╔══
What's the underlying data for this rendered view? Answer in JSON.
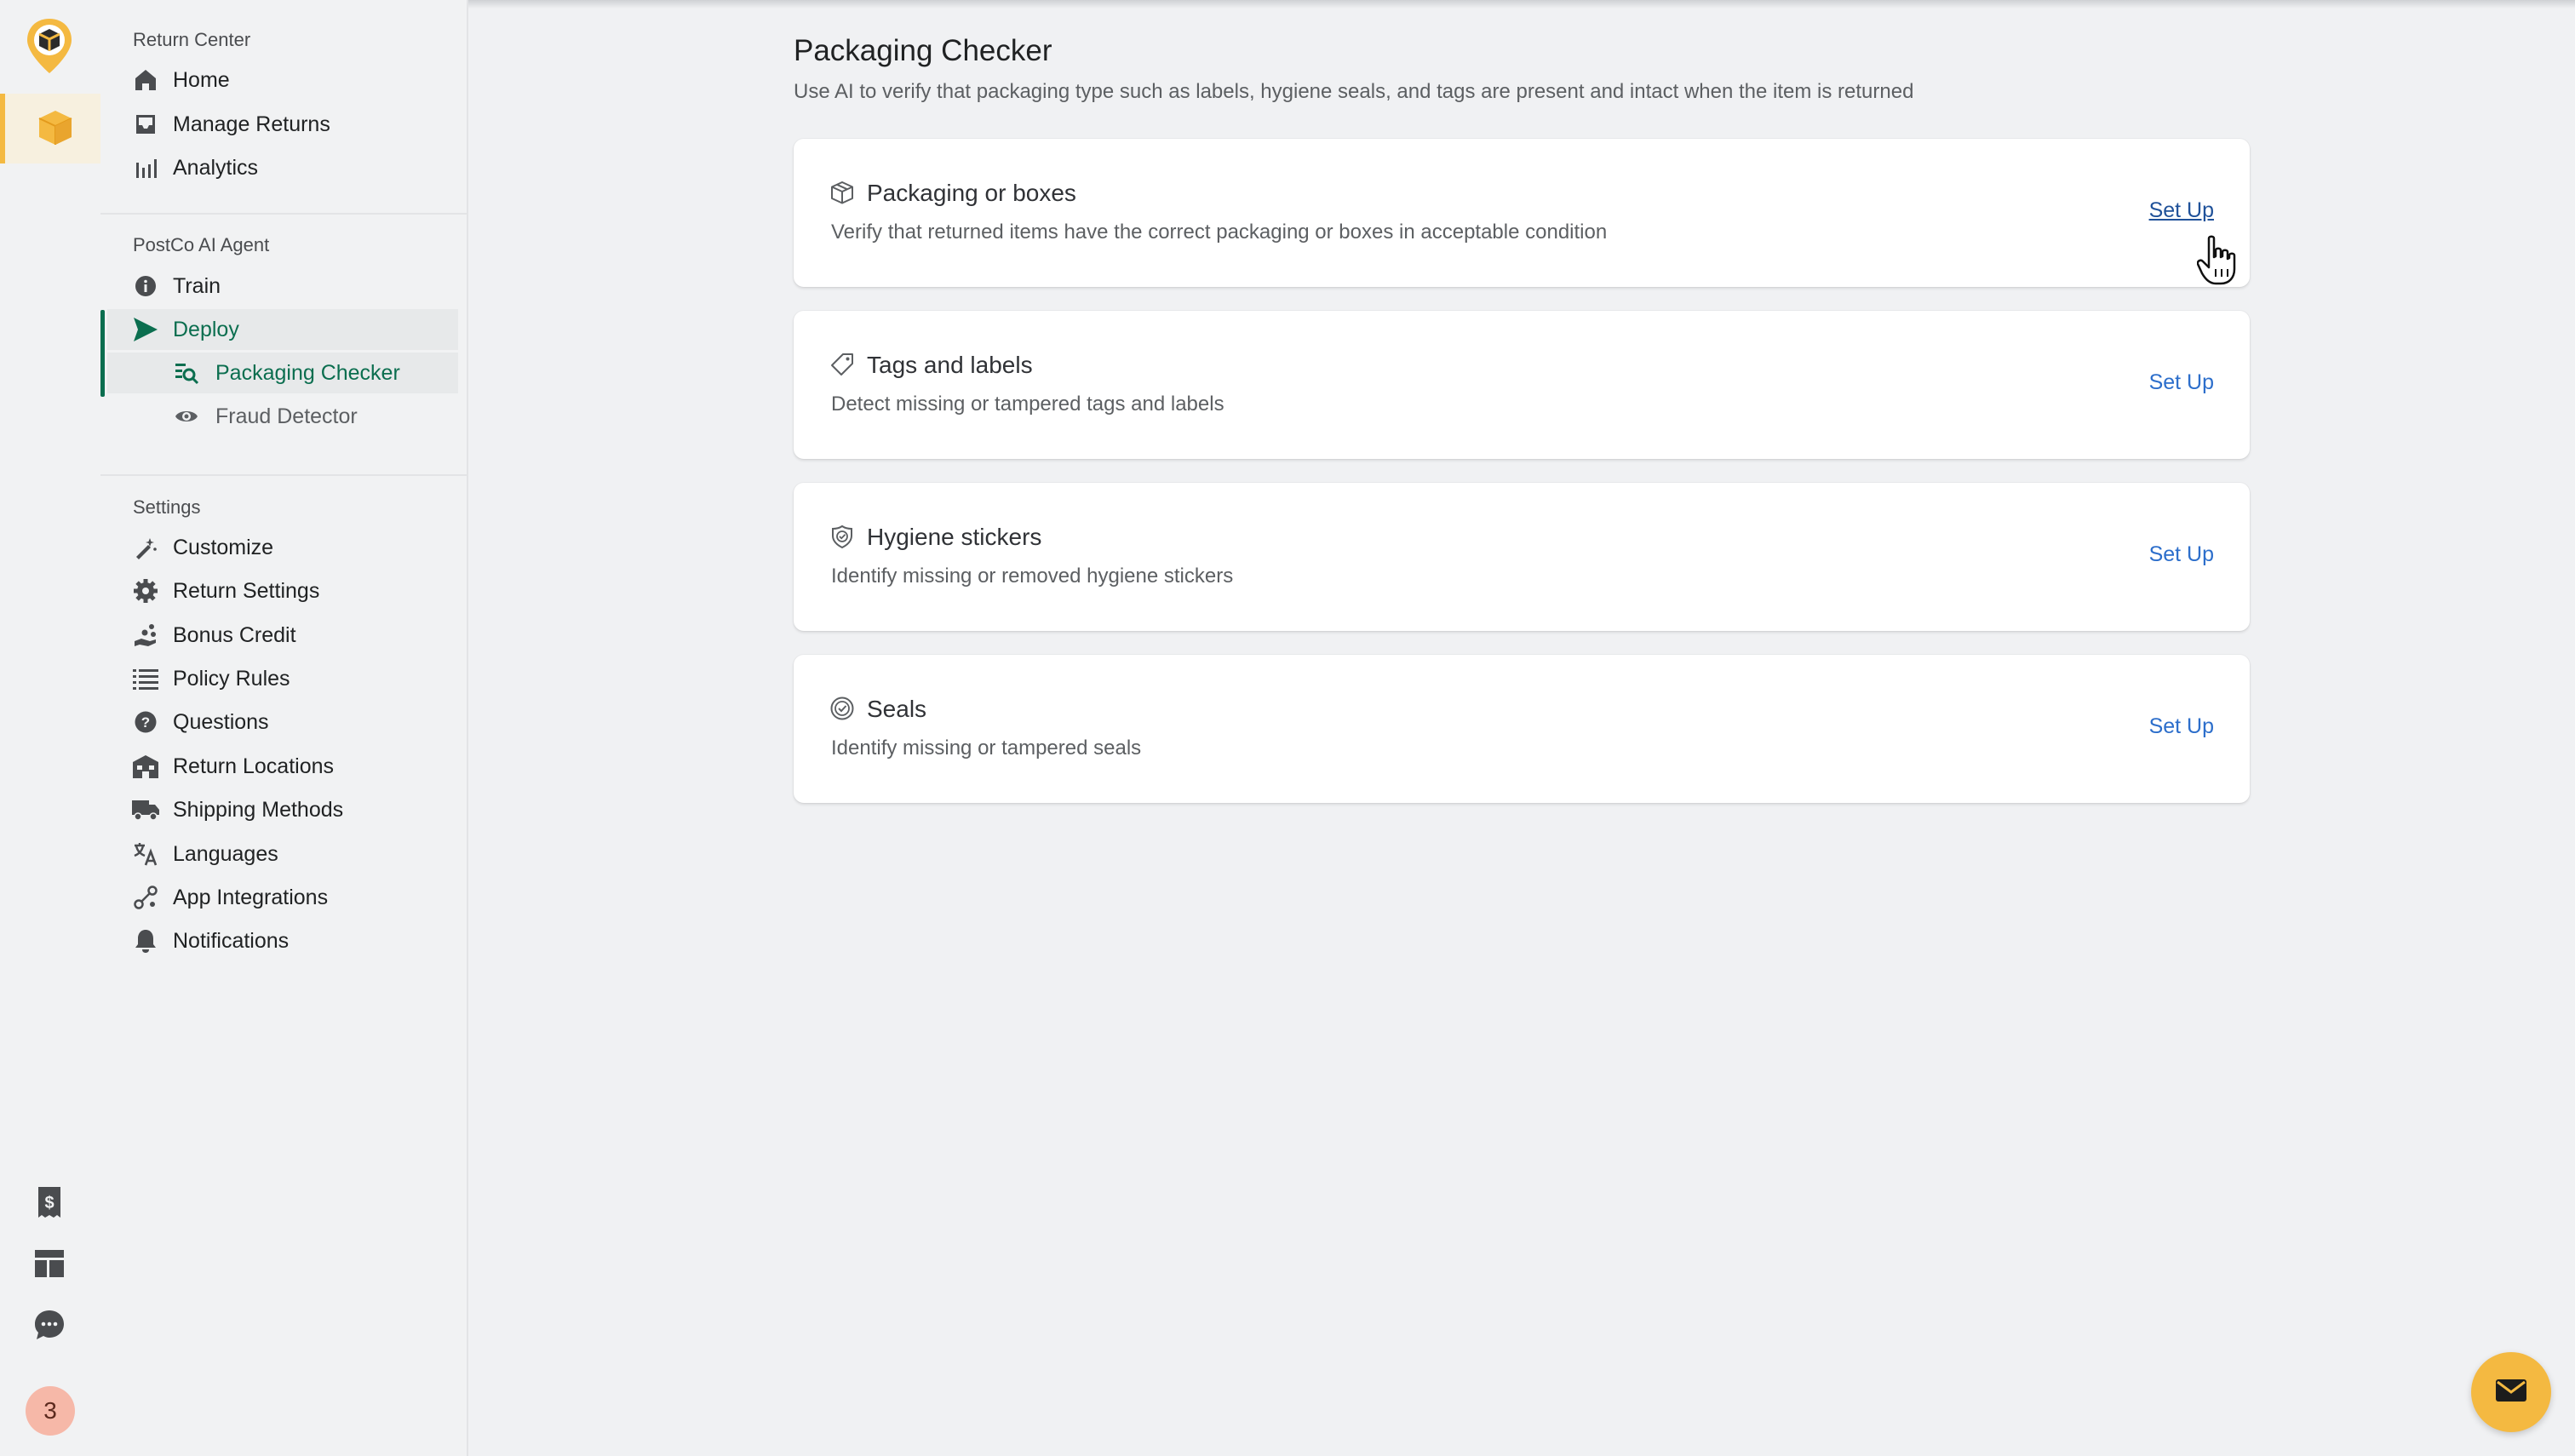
{
  "colors": {
    "accent_green": "#0b6e4f",
    "brand_yellow": "#f4b941",
    "link_blue": "#2c6ecb",
    "badge_bg": "#f6b8a8"
  },
  "rail": {
    "badge_count": "3",
    "icons": [
      "postco-logo-icon",
      "box-icon",
      "receipt-dollar-icon",
      "layout-icon",
      "chat-icon"
    ]
  },
  "sidebar": {
    "return_center": {
      "title": "Return Center",
      "items": [
        {
          "label": "Home",
          "icon": "home-icon"
        },
        {
          "label": "Manage Returns",
          "icon": "inbox-icon"
        },
        {
          "label": "Analytics",
          "icon": "bar-chart-icon"
        }
      ]
    },
    "ai_agent": {
      "title": "PostCo AI Agent",
      "items": [
        {
          "label": "Train",
          "icon": "info-icon"
        },
        {
          "label": "Deploy",
          "icon": "send-icon"
        },
        {
          "label": "Packaging Checker",
          "icon": "search-list-icon"
        },
        {
          "label": "Fraud Detector",
          "icon": "eye-icon"
        }
      ]
    },
    "settings": {
      "title": "Settings",
      "items": [
        {
          "label": "Customize",
          "icon": "magic-wand-icon"
        },
        {
          "label": "Return Settings",
          "icon": "gear-icon"
        },
        {
          "label": "Bonus Credit",
          "icon": "coins-icon"
        },
        {
          "label": "Policy Rules",
          "icon": "list-icon"
        },
        {
          "label": "Questions",
          "icon": "question-icon"
        },
        {
          "label": "Return Locations",
          "icon": "building-icon"
        },
        {
          "label": "Shipping Methods",
          "icon": "truck-icon"
        },
        {
          "label": "Languages",
          "icon": "translate-icon"
        },
        {
          "label": "App Integrations",
          "icon": "integration-icon"
        },
        {
          "label": "Notifications",
          "icon": "bell-icon"
        }
      ]
    }
  },
  "main": {
    "title": "Packaging Checker",
    "subtitle": "Use AI to verify that packaging type such as labels, hygiene seals, and tags are present and intact when the item is returned",
    "cards": [
      {
        "title": "Packaging or boxes",
        "description": "Verify that returned items have the correct packaging or boxes in acceptable condition",
        "action": "Set Up",
        "icon": "package-icon"
      },
      {
        "title": "Tags and labels",
        "description": "Detect missing or tampered tags and labels",
        "action": "Set Up",
        "icon": "tag-icon"
      },
      {
        "title": "Hygiene stickers",
        "description": "Identify missing or removed hygiene stickers",
        "action": "Set Up",
        "icon": "shield-check-icon"
      },
      {
        "title": "Seals",
        "description": "Identify missing or tampered seals",
        "action": "Set Up",
        "icon": "seal-check-icon"
      }
    ]
  },
  "fab": {
    "icon": "mail-icon"
  }
}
╚══
*TASK DESCRIPTION*: Within the listing above, copy each line that has the string "labels".

*FINAL RESULT*:
    "subtitle": "Use AI to verify that packaging type such as labels, hygiene seals, and tags are present and intact when the item is returned",
        "title": "Tags and labels",
        "description": "Detect missing or tampered tags and labels",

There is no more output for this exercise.